**Given request:** Transcribe every line, keeping it exact.

**Exercise data:**
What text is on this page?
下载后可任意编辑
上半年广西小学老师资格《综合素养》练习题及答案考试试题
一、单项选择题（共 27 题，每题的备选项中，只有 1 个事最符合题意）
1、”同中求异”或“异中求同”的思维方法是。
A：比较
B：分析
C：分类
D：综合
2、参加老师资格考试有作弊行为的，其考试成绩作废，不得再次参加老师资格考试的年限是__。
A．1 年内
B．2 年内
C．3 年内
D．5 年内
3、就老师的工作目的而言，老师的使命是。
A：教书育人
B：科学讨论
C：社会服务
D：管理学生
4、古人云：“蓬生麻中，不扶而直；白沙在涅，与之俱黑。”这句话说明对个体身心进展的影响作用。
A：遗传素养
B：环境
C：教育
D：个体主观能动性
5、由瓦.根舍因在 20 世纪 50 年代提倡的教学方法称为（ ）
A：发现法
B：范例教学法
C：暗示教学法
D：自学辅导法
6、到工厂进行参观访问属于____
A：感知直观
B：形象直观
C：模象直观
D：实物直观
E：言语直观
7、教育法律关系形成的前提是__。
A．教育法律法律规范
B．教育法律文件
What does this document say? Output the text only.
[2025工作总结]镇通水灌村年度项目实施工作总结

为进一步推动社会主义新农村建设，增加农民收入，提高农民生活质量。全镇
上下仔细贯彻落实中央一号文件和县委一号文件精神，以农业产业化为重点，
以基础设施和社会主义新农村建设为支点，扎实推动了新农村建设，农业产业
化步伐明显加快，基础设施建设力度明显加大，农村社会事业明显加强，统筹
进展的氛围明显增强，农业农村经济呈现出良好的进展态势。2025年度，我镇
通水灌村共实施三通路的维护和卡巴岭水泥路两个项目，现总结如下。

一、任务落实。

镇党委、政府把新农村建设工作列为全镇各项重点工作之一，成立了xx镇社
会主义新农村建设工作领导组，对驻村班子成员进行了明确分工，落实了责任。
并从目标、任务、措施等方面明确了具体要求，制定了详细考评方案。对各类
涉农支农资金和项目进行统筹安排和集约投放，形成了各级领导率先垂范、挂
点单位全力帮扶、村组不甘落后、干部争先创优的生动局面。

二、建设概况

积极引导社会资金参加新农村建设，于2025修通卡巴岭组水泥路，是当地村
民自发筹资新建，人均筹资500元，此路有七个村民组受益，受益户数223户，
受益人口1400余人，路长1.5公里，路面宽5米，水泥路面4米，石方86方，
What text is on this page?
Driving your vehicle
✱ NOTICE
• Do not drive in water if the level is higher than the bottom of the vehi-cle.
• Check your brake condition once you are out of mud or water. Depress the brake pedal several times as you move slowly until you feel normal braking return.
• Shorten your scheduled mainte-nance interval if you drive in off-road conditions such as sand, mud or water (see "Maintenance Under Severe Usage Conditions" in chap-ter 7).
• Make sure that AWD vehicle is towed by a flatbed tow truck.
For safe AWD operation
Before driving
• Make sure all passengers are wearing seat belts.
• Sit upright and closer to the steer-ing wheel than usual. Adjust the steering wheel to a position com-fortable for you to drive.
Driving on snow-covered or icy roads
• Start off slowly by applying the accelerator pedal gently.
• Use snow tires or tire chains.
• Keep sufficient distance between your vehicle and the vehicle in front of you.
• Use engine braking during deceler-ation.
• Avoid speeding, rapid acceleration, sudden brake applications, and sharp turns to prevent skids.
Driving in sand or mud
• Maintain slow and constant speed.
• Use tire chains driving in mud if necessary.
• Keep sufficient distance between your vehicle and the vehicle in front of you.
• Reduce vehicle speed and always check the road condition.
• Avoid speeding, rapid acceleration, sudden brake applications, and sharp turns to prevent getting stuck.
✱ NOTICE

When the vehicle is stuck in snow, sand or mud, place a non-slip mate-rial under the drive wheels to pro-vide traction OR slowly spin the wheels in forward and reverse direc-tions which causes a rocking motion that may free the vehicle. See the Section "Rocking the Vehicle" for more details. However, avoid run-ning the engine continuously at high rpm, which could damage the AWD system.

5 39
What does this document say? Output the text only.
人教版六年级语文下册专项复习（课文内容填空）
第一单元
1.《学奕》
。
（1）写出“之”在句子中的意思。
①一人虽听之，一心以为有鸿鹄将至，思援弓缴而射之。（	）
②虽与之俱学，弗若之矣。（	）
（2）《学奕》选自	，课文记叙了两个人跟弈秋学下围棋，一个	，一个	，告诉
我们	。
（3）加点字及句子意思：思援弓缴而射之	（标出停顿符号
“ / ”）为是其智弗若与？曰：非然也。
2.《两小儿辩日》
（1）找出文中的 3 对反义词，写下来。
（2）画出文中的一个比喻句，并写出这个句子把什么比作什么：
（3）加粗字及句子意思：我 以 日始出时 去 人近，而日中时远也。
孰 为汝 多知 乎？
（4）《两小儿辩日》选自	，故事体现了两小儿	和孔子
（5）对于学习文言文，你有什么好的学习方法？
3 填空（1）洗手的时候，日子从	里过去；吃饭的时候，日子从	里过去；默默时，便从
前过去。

**Task response:**
What text is on this page?
下载后可任意编辑
上半年广西小学老师资格《综合素养》练习题及答案考试试题
一、单项选择题（共 27 题，每题的备选项中，只有 1 个事最符合题意）
1、”同中求异”或“异中求同”的思维方法是。
A：比较
B：分析
C：分类
D：综合
2、参加老师资格考试有作弊行为的，其考试成绩作废，不得再次参加老师资格考试的年限是__。
A．1 年内
B．2 年内
C．3 年内
D．5 年内
3、就老师的工作目的而言，老师的使命是。
A：教书育人
B：科学讨论
C：社会服务
D：管理学生
4、古人云：“蓬生麻中，不扶而直；白沙在涅，与之俱黑。”这句话说明对个体身心进展的影响作用。
A：遗传素养
B：环境
C：教育
D：个体主观能动性
5、由瓦.根舍因在 20 世纪 50 年代提倡的教学方法称为（ ）
A：发现法
B：范例教学法
C：暗示教学法
D：自学辅导法
6、到工厂进行参观访问属于____
A：感知直观
B：形象直观
C：模象直观
D：实物直观
E：言语直观
7、教育法律关系形成的前提是__。
A．教育法律法律规范
B．教育法律文件
What does this document say? Output the text only.
[2025工作总结]镇通水灌村年度项目实施工作总结

为进一步推动社会主义新农村建设，增加农民收入，提高农民生活质量。全镇
上下仔细贯彻落实中央一号文件和县委一号文件精神，以农业产业化为重点，
以基础设施和社会主义新农村建设为支点，扎实推动了新农村建设，农业产业
化步伐明显加快，基础设施建设力度明显加大，农村社会事业明显加强，统筹
进展的氛围明显增强，农业农村经济呈现出良好的进展态势。2025年度，我镇
通水灌村共实施三通路的维护和卡巴岭水泥路两个项目，现总结如下。

一、任务落实。

镇党委、政府把新农村建设工作列为全镇各项重点工作之一，成立了xx镇社
会主义新农村建设工作领导组，对驻村班子成员进行了明确分工，落实了责任。
并从目标、任务、措施等方面明确了具体要求，制定了详细考评方案。对各类
涉农支农资金和项目进行统筹安排和集约投放，形成了各级领导率先垂范、挂
点单位全力帮扶、村组不甘落后、干部争先创优的生动局面。

二、建设概况

积极引导社会资金参加新农村建设，于2025修通卡巴岭组水泥路，是当地村
民自发筹资新建，人均筹资500元，此路有七个村民组受益，受益户数223户，
受益人口1400余人，路长1.5公里，路面宽5米，水泥路面4米，石方86方，
What text is on this page?
Driving your vehicle
✱ NOTICE
• Do not drive in water if the level is higher than the bottom of the vehi-cle.
• Check your brake condition once you are out of mud or water. Depress the brake pedal several times as you move slowly until you feel normal braking return.
• Shorten your scheduled mainte-nance interval if you drive in off-road conditions such as sand, mud or water (see "Maintenance Under Severe Usage Conditions" in chap-ter 7).
• Make sure that AWD vehicle is towed by a flatbed tow truck.
For safe AWD operation
Before driving
• Make sure all passengers are wearing seat belts.
• Sit upright and closer to the steer-ing wheel than usual. Adjust the steering wheel to a position com-fortable for you to drive.
Driving on snow-covered or icy roads
• Start off slowly by applying the accelerator pedal gently.
• Use snow tires or tire chains.
• Keep sufficient distance between your vehicle and the vehicle in front of you.
• Use engine braking during deceler-ation.
• Avoid speeding, rapid acceleration, sudden brake applications, and sharp turns to prevent skids.
Driving in sand or mud
• Maintain slow and constant speed.
• Use tire chains driving in mud if necessary.
• Keep sufficient distance between your vehicle and the vehicle in front of you.
• Reduce vehicle speed and always check the road condition.
• Avoid speeding, rapid acceleration, sudden brake applications, and sharp turns to prevent getting stuck.
✱ NOTICE

When the vehicle is stuck in snow, sand or mud, place a non-slip mate-rial under the drive wheels to pro-vide traction OR slowly spin the wheels in forward and reverse direc-tions which causes a rocking motion that may free the vehicle. See the Section "Rocking the Vehicle" for more details. However, avoid run-ning the engine continuously at high rpm, which could damage the AWD system.

5 39
What does this document say? Output the text only.
人教版六年级语文下册专项复习（课文内容填空）
第一单元
1.《学奕》
。
（1）写出“之”在句子中的意思。
①一人虽听之，一心以为有鸿鹄将至，思援弓缴而射之。（	）
②虽与之俱学，弗若之矣。（	）
（2）《学奕》选自	，课文记叙了两个人跟弈秋学下围棋，一个	，一个	，告诉
我们	。
（3）加点字及句子意思：思援弓缴而射之	（标出停顿符号
“ / ”）为是其智弗若与？曰：非然也。
2.《两小儿辩日》
（1）找出文中的 3 对反义词，写下来。
（2）画出文中的一个比喻句，并写出这个句子把什么比作什么：
（3）加粗字及句子意思：我 以 日始出时 去 人近，而日中时远也。
孰 为汝 多知 乎？
（4）《两小儿辩日》选自	，故事体现了两小儿	和孔子
（5）对于学习文言文，你有什么好的学习方法？
3 填空（1）洗手的时候，日子从	里过去；吃饭的时候，日子从	里过去；默默时，便从
前过去。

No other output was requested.